Goal of the exercise: Count how many lines below contain the word "hyoid", then give that number alone.

<<<<

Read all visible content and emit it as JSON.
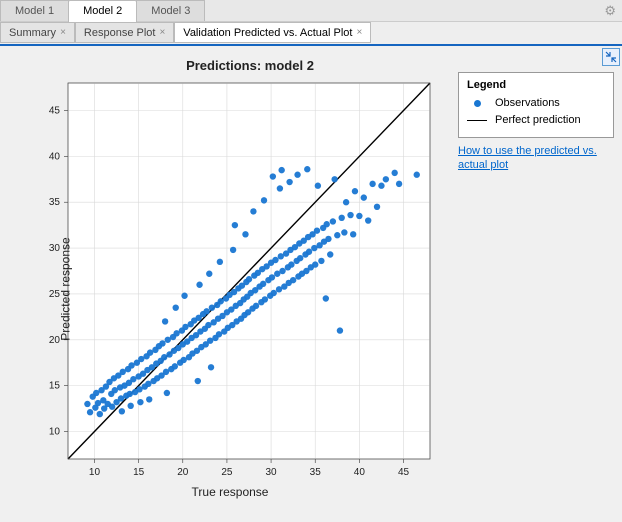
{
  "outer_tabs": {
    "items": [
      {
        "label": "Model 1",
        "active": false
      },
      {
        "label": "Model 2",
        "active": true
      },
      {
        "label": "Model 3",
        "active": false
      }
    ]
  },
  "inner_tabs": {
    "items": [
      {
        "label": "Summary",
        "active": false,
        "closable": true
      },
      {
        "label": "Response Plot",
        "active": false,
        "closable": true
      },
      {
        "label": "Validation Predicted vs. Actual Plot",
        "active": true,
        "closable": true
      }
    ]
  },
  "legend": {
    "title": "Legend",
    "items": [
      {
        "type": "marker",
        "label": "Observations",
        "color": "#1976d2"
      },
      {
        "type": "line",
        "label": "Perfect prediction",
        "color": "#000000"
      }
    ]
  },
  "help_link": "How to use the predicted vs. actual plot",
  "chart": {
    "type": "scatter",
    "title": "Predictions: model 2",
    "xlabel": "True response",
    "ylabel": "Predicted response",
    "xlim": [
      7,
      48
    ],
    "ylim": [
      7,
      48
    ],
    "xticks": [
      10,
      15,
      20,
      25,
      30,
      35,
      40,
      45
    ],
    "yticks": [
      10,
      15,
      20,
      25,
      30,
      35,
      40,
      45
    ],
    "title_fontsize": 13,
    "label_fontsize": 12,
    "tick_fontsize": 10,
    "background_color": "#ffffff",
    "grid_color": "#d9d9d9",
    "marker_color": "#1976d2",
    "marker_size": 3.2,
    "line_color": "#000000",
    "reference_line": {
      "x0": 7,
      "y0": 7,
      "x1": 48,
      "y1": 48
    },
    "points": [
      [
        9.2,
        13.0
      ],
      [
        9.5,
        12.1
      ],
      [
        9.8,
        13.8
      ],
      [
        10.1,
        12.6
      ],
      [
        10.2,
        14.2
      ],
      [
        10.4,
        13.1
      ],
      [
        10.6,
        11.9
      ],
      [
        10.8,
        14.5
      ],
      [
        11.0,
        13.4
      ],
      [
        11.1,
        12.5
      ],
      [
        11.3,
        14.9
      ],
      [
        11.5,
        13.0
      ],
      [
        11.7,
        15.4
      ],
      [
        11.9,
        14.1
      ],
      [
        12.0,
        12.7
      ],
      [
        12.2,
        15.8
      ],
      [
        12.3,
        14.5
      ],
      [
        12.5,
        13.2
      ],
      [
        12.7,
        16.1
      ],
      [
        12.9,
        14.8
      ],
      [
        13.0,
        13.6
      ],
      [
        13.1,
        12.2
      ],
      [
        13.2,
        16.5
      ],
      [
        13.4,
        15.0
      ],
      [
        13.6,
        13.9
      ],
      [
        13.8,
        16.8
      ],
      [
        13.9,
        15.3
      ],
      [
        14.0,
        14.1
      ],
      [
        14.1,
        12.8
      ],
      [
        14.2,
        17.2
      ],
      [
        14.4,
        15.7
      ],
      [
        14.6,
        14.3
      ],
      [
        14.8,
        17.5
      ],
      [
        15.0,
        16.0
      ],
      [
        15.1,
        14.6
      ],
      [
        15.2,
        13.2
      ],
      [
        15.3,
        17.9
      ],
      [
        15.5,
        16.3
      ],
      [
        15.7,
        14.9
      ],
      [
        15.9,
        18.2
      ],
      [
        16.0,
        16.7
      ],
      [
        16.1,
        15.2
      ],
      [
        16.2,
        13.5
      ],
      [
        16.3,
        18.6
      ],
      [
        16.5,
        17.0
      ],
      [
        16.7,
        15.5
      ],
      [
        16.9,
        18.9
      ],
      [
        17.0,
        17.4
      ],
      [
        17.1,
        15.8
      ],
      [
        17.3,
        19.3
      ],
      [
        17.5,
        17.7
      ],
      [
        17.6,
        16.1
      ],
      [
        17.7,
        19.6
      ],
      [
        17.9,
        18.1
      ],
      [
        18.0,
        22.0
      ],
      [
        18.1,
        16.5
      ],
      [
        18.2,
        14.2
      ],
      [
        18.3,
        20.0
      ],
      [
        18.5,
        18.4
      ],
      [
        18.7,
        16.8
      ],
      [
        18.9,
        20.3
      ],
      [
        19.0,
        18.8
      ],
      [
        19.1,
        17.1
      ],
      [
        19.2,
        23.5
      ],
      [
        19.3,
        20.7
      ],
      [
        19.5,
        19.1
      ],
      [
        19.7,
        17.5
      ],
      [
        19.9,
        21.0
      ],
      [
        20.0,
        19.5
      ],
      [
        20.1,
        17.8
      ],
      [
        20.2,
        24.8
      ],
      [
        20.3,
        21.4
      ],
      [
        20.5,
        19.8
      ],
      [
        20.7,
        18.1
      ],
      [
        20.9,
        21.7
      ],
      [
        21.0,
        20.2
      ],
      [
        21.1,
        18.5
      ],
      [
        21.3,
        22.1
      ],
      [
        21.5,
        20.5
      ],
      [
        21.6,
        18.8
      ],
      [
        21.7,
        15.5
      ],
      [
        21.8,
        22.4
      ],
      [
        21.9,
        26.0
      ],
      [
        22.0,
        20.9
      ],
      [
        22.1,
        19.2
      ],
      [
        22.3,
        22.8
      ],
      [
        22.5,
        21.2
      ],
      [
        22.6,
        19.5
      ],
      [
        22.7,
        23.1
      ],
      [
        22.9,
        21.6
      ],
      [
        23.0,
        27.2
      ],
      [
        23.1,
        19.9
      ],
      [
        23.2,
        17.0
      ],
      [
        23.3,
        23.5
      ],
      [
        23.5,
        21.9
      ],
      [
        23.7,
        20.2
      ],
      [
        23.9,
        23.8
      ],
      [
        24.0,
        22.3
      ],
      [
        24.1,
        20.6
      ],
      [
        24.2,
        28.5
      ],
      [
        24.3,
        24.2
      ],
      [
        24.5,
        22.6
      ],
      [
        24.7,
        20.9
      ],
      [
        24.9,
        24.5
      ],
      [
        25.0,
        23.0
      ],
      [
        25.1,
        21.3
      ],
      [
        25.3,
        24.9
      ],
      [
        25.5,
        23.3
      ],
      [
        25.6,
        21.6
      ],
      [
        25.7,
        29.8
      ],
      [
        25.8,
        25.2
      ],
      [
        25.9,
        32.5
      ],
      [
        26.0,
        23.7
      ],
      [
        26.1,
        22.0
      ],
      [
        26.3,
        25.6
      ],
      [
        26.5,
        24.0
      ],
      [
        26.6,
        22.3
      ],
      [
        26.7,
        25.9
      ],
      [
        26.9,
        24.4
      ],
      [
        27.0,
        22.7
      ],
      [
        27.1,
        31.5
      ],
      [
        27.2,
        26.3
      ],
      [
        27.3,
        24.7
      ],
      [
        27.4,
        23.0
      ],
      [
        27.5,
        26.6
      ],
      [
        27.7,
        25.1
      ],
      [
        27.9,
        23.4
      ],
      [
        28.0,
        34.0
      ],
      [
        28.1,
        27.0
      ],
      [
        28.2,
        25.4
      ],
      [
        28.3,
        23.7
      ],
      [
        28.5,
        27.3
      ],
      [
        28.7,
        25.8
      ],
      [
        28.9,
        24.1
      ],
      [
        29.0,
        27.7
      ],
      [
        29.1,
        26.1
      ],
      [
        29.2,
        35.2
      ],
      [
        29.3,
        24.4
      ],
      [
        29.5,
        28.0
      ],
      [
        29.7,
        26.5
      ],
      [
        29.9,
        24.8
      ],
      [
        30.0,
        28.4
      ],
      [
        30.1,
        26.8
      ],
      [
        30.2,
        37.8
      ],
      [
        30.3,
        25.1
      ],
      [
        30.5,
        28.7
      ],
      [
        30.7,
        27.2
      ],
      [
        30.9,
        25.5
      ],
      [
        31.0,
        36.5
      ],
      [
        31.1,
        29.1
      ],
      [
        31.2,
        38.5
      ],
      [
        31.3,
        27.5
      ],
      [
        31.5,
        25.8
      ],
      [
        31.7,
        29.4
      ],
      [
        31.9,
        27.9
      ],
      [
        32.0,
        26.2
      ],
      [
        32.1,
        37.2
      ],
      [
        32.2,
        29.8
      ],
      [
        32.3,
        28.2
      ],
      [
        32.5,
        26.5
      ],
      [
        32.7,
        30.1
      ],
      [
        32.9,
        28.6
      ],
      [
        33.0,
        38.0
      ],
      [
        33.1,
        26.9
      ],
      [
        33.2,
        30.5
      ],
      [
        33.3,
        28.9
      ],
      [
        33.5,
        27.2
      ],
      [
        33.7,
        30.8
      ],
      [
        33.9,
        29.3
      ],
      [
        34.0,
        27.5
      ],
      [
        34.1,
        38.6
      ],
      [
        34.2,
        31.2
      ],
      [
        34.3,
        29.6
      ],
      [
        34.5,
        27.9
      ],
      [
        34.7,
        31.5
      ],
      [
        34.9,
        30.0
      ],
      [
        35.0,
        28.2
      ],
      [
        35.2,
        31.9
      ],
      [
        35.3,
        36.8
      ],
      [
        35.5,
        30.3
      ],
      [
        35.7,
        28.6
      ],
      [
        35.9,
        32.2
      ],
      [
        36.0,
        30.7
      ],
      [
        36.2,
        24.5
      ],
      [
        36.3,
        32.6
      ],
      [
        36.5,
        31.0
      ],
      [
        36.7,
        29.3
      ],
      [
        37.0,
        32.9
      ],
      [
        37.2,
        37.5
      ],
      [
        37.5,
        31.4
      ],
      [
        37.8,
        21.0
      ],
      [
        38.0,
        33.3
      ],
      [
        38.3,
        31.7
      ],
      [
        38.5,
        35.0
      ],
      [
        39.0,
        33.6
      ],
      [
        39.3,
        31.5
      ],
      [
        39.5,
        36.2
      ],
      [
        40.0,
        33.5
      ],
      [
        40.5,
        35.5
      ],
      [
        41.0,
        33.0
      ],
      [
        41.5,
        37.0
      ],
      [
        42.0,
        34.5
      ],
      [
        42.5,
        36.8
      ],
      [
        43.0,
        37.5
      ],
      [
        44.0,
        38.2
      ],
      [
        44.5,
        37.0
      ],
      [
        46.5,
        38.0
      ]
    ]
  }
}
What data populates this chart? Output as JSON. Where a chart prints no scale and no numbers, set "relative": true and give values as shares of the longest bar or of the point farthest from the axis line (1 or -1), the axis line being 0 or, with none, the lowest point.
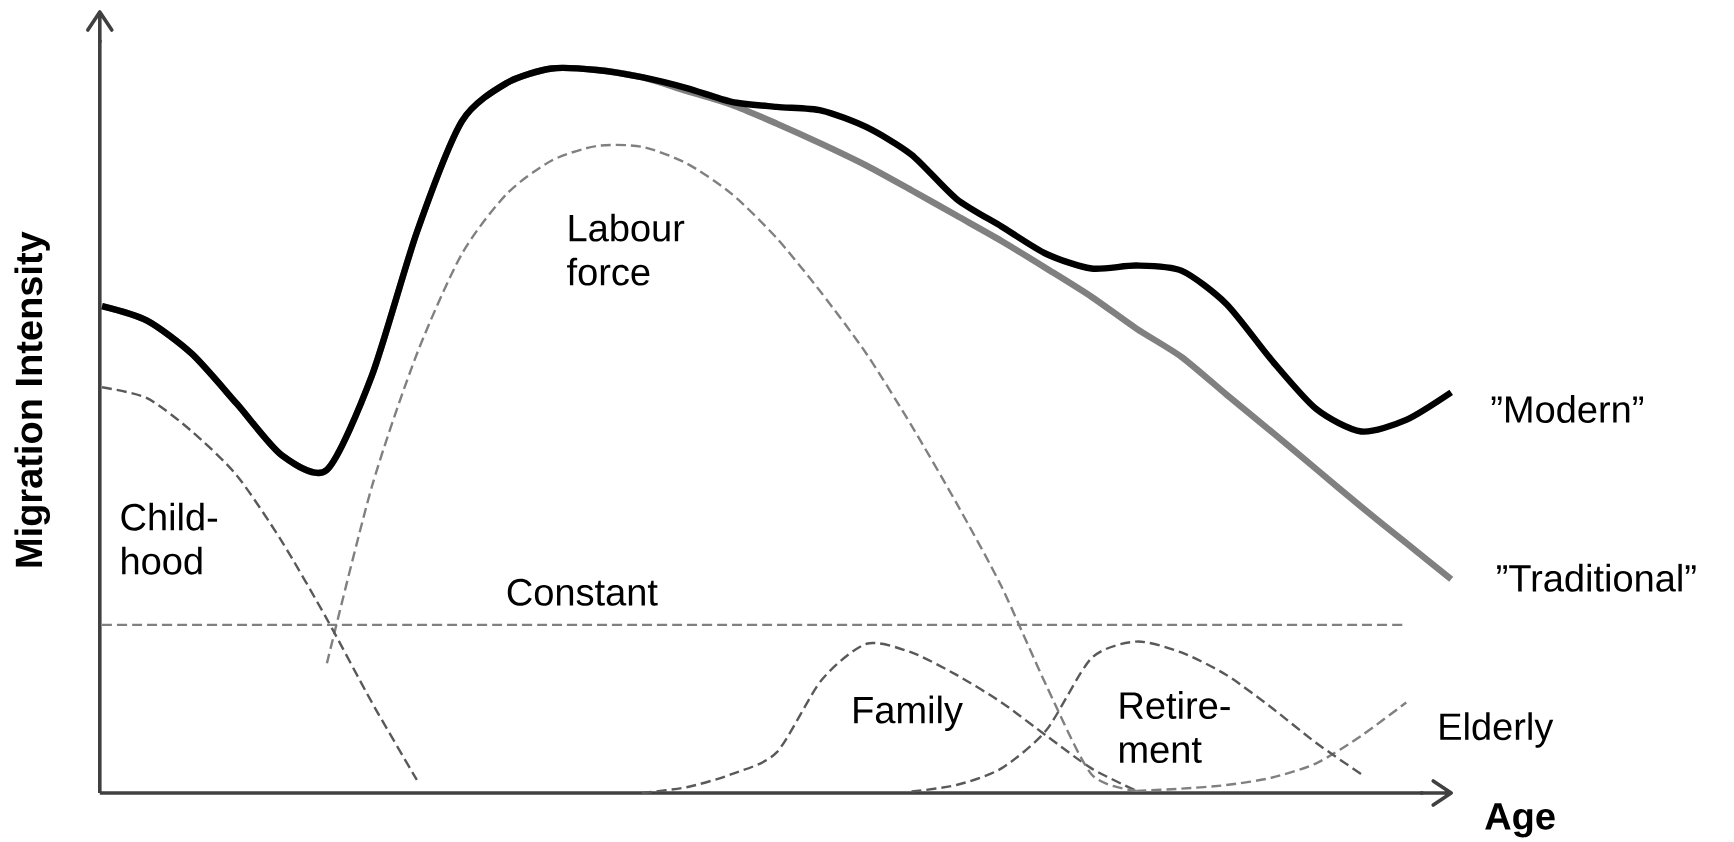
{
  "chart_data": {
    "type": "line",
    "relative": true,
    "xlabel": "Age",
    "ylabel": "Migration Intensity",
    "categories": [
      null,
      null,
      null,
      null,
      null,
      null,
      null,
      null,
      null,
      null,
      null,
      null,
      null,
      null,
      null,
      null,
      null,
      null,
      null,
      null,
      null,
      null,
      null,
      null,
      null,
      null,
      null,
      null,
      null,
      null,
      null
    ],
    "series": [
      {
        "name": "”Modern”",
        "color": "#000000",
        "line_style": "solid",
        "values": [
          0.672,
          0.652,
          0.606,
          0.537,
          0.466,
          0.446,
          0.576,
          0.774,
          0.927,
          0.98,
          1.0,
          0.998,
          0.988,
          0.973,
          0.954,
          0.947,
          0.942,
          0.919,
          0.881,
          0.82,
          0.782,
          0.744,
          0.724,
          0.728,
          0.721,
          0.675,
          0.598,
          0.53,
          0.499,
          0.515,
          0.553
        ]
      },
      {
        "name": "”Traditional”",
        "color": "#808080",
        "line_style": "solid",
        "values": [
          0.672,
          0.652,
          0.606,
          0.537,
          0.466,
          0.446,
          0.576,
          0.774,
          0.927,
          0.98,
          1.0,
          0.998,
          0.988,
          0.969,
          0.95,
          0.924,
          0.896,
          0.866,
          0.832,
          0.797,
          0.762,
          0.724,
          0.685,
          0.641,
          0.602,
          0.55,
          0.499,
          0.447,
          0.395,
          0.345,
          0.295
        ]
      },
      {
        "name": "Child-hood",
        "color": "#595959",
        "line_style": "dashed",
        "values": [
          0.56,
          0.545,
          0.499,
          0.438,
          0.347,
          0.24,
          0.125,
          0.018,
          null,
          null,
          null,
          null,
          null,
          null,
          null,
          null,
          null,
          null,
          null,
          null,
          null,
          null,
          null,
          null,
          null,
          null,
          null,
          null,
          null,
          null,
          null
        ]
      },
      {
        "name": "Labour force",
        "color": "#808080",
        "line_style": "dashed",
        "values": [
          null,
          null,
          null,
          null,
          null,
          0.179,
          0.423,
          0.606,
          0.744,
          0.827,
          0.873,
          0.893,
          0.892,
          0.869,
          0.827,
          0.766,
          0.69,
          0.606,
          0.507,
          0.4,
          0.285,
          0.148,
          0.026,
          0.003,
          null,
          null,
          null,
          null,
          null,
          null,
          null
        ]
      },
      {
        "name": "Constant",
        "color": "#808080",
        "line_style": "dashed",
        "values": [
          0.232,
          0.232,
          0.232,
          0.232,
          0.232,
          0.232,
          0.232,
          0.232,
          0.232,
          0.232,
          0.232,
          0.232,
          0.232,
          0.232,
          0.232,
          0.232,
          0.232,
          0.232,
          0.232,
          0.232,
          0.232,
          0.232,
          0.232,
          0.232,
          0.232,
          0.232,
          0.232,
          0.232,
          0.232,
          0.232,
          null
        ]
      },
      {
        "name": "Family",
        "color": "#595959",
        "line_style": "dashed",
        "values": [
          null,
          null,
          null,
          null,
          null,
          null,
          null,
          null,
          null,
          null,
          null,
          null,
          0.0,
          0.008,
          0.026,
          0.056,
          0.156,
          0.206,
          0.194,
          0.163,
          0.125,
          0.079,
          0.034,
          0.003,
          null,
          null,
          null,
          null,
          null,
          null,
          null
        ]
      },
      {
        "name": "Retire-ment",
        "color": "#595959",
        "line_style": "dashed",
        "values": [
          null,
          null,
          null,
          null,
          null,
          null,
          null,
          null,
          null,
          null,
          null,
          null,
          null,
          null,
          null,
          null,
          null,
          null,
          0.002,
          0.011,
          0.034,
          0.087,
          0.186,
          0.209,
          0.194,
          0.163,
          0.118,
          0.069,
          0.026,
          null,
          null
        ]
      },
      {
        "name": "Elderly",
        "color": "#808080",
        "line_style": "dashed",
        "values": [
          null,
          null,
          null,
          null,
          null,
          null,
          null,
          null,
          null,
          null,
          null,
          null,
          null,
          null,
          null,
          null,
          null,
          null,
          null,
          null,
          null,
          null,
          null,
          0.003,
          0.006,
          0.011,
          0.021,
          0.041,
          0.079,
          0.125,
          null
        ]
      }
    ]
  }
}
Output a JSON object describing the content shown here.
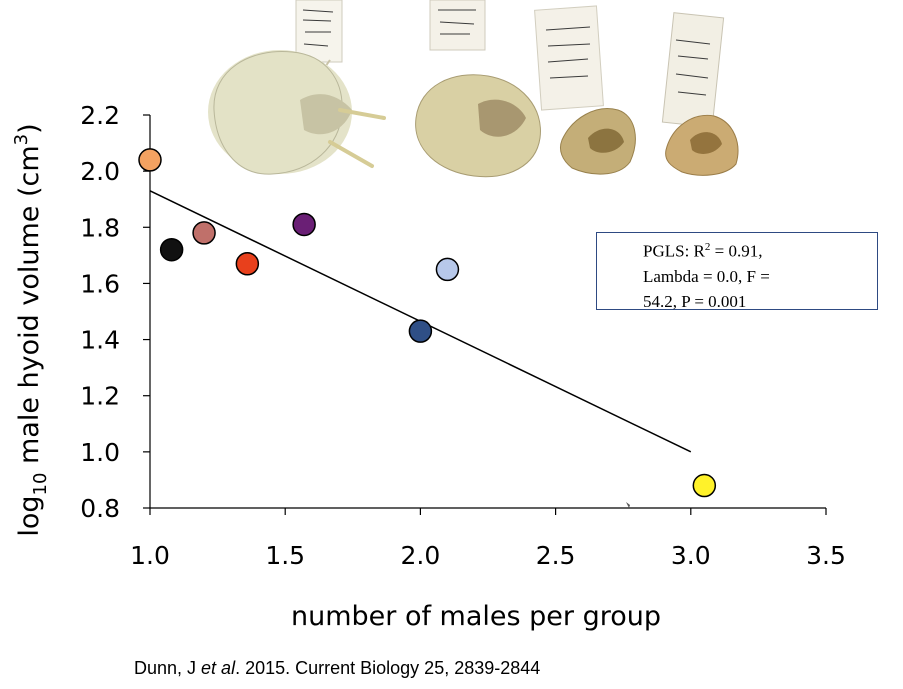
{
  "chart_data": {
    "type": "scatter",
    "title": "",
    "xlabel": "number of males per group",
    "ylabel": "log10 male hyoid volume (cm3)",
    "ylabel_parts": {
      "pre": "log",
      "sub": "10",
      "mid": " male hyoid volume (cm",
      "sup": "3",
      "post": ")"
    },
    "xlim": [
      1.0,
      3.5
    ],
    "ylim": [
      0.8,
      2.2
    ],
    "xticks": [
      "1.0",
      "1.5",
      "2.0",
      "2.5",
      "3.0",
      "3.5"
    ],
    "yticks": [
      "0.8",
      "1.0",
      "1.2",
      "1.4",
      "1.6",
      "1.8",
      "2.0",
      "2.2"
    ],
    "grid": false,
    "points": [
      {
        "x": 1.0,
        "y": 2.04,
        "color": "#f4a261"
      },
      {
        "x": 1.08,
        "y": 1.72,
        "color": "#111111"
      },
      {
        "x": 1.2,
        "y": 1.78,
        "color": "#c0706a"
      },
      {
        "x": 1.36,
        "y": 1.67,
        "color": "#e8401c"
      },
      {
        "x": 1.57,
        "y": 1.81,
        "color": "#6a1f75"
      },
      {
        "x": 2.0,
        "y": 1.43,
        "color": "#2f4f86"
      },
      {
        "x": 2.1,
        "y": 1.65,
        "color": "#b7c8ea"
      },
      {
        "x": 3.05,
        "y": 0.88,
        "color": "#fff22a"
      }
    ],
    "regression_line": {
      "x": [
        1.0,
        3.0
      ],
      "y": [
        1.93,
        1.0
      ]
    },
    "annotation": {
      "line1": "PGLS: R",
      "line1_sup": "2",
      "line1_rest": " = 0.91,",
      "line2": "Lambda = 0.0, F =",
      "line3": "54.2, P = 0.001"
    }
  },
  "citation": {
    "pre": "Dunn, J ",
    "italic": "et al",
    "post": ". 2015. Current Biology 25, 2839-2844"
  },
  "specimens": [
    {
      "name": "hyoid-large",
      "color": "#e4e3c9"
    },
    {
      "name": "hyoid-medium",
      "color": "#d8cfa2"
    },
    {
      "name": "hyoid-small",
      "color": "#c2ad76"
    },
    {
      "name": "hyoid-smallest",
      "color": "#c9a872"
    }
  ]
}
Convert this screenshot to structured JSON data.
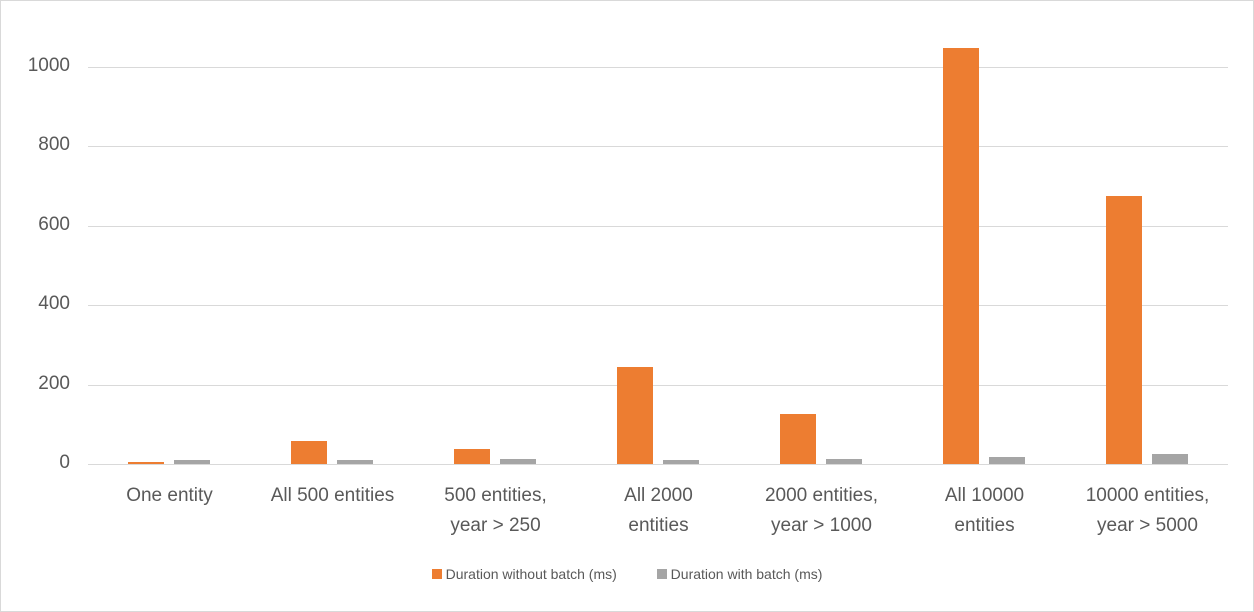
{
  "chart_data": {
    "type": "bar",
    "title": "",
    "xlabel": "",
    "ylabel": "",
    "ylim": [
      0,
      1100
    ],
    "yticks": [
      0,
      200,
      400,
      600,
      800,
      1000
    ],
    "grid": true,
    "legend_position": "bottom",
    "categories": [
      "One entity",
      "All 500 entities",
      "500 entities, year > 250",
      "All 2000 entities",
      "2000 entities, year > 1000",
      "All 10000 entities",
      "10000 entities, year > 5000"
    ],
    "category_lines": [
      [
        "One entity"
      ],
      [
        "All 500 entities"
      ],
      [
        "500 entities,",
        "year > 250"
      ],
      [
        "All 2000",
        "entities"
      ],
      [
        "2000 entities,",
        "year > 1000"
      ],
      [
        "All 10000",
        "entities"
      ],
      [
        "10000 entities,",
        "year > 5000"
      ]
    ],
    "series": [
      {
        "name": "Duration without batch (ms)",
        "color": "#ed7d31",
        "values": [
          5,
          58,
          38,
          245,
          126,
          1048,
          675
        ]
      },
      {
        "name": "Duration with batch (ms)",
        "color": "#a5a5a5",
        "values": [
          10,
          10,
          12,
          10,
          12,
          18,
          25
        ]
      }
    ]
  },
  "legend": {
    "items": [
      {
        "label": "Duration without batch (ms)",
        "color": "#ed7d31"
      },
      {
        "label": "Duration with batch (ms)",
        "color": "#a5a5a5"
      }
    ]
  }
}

>>>>

Exercise solution: 6